● **Stored records**
----------------------------------------

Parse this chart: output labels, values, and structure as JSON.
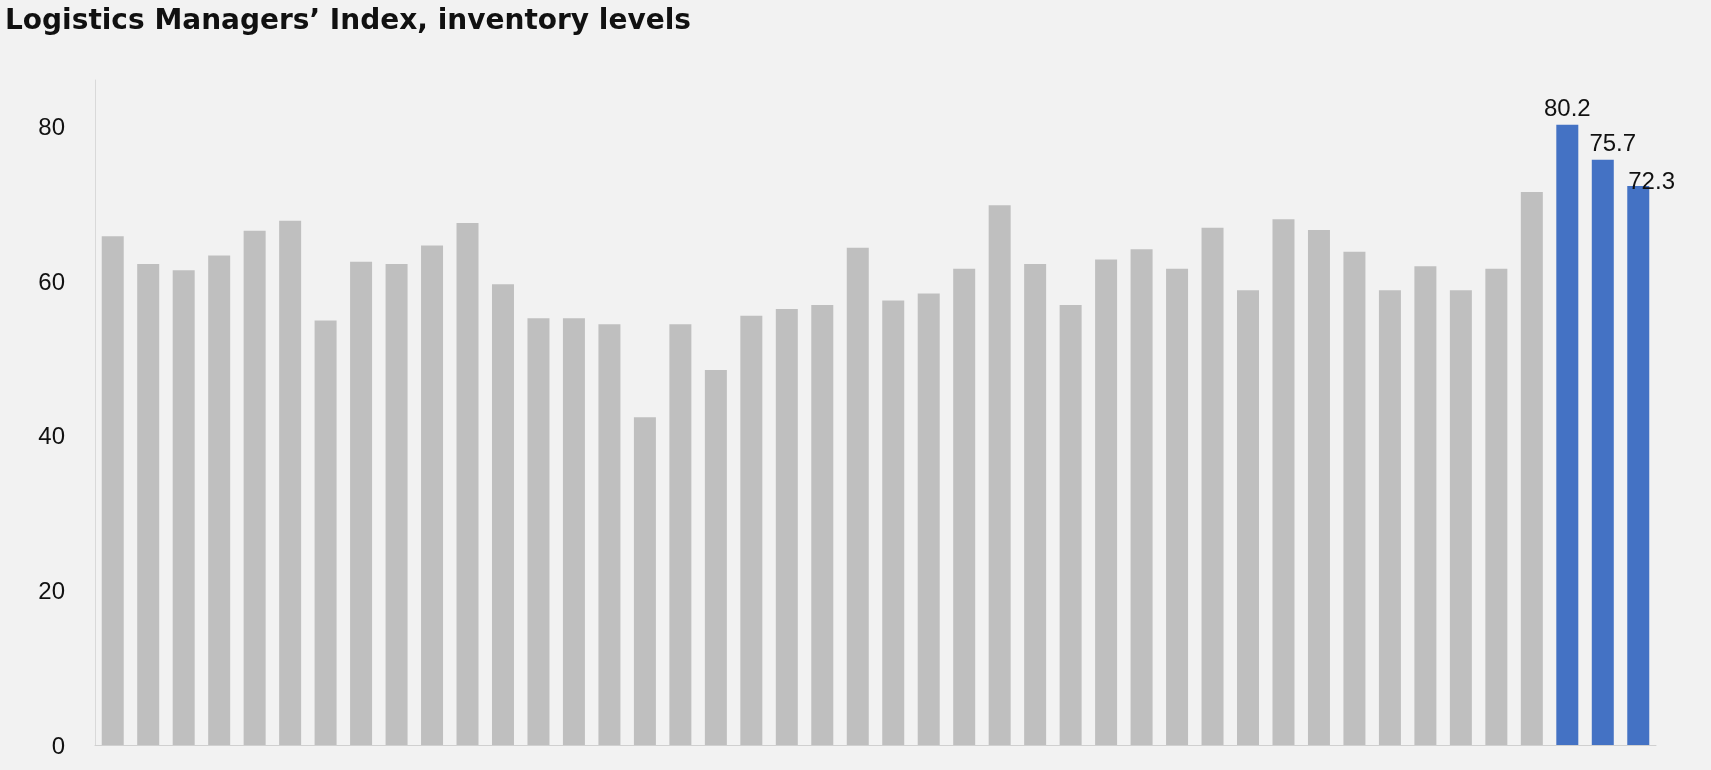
{
  "chart_data": {
    "type": "bar",
    "title": "Logistics Managers’ Index, inventory levels",
    "categories": [
      null,
      null,
      null,
      null,
      null,
      null,
      null,
      null,
      null,
      null,
      null,
      null,
      null,
      null,
      null,
      null,
      null,
      null,
      null,
      null,
      null,
      null,
      null,
      null,
      null,
      null,
      null,
      null,
      null,
      null,
      null,
      null,
      null,
      null,
      null,
      null,
      null,
      null,
      null,
      null,
      null,
      null,
      null,
      null
    ],
    "values": [
      65.8,
      62.2,
      61.4,
      63.3,
      66.5,
      67.8,
      54.9,
      62.5,
      62.2,
      64.6,
      67.5,
      59.6,
      55.2,
      55.2,
      54.4,
      42.4,
      54.4,
      48.5,
      55.5,
      56.4,
      56.9,
      64.3,
      57.5,
      58.4,
      61.6,
      69.8,
      62.2,
      56.9,
      62.8,
      64.1,
      61.6,
      66.9,
      58.8,
      68.0,
      66.6,
      63.8,
      58.8,
      61.9,
      58.8,
      61.6,
      71.5,
      80.2,
      75.7,
      72.3
    ],
    "colors": [
      "#bfbfbf",
      "#bfbfbf",
      "#bfbfbf",
      "#bfbfbf",
      "#bfbfbf",
      "#bfbfbf",
      "#bfbfbf",
      "#bfbfbf",
      "#bfbfbf",
      "#bfbfbf",
      "#bfbfbf",
      "#bfbfbf",
      "#bfbfbf",
      "#bfbfbf",
      "#bfbfbf",
      "#bfbfbf",
      "#bfbfbf",
      "#bfbfbf",
      "#bfbfbf",
      "#bfbfbf",
      "#bfbfbf",
      "#bfbfbf",
      "#bfbfbf",
      "#bfbfbf",
      "#bfbfbf",
      "#bfbfbf",
      "#bfbfbf",
      "#bfbfbf",
      "#bfbfbf",
      "#bfbfbf",
      "#bfbfbf",
      "#bfbfbf",
      "#bfbfbf",
      "#bfbfbf",
      "#bfbfbf",
      "#bfbfbf",
      "#bfbfbf",
      "#bfbfbf",
      "#bfbfbf",
      "#bfbfbf",
      "#bfbfbf",
      "#4472c4",
      "#4472c4",
      "#4472c4"
    ],
    "value_labels": [
      null,
      null,
      null,
      null,
      null,
      null,
      null,
      null,
      null,
      null,
      null,
      null,
      null,
      null,
      null,
      null,
      null,
      null,
      null,
      null,
      null,
      null,
      null,
      null,
      null,
      null,
      null,
      null,
      null,
      null,
      null,
      null,
      null,
      null,
      null,
      null,
      null,
      null,
      null,
      null,
      null,
      "80.2",
      "75.7",
      "72.3"
    ],
    "ylim": [
      0,
      86
    ],
    "yticks": [
      0,
      20,
      40,
      60,
      80
    ],
    "grid": false
  }
}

----------------------------------------

● **Problem description**
The records above must be printed exactly; the pictures stay out.

● **Problem solution**
Parse this chart: output labels, values, and structure as JSON.
{
  "chart_data": {
    "type": "bar",
    "title": "Logistics Managers’ Index, inventory levels",
    "categories": [
      null,
      null,
      null,
      null,
      null,
      null,
      null,
      null,
      null,
      null,
      null,
      null,
      null,
      null,
      null,
      null,
      null,
      null,
      null,
      null,
      null,
      null,
      null,
      null,
      null,
      null,
      null,
      null,
      null,
      null,
      null,
      null,
      null,
      null,
      null,
      null,
      null,
      null,
      null,
      null,
      null,
      null,
      null,
      null
    ],
    "values": [
      65.8,
      62.2,
      61.4,
      63.3,
      66.5,
      67.8,
      54.9,
      62.5,
      62.2,
      64.6,
      67.5,
      59.6,
      55.2,
      55.2,
      54.4,
      42.4,
      54.4,
      48.5,
      55.5,
      56.4,
      56.9,
      64.3,
      57.5,
      58.4,
      61.6,
      69.8,
      62.2,
      56.9,
      62.8,
      64.1,
      61.6,
      66.9,
      58.8,
      68.0,
      66.6,
      63.8,
      58.8,
      61.9,
      58.8,
      61.6,
      71.5,
      80.2,
      75.7,
      72.3
    ],
    "colors": [
      "#bfbfbf",
      "#bfbfbf",
      "#bfbfbf",
      "#bfbfbf",
      "#bfbfbf",
      "#bfbfbf",
      "#bfbfbf",
      "#bfbfbf",
      "#bfbfbf",
      "#bfbfbf",
      "#bfbfbf",
      "#bfbfbf",
      "#bfbfbf",
      "#bfbfbf",
      "#bfbfbf",
      "#bfbfbf",
      "#bfbfbf",
      "#bfbfbf",
      "#bfbfbf",
      "#bfbfbf",
      "#bfbfbf",
      "#bfbfbf",
      "#bfbfbf",
      "#bfbfbf",
      "#bfbfbf",
      "#bfbfbf",
      "#bfbfbf",
      "#bfbfbf",
      "#bfbfbf",
      "#bfbfbf",
      "#bfbfbf",
      "#bfbfbf",
      "#bfbfbf",
      "#bfbfbf",
      "#bfbfbf",
      "#bfbfbf",
      "#bfbfbf",
      "#bfbfbf",
      "#bfbfbf",
      "#bfbfbf",
      "#bfbfbf",
      "#4472c4",
      "#4472c4",
      "#4472c4"
    ],
    "value_labels": [
      null,
      null,
      null,
      null,
      null,
      null,
      null,
      null,
      null,
      null,
      null,
      null,
      null,
      null,
      null,
      null,
      null,
      null,
      null,
      null,
      null,
      null,
      null,
      null,
      null,
      null,
      null,
      null,
      null,
      null,
      null,
      null,
      null,
      null,
      null,
      null,
      null,
      null,
      null,
      null,
      null,
      "80.2",
      "75.7",
      "72.3"
    ],
    "ylim": [
      0,
      86
    ],
    "yticks": [
      0,
      20,
      40,
      60,
      80
    ],
    "grid": false
  }
}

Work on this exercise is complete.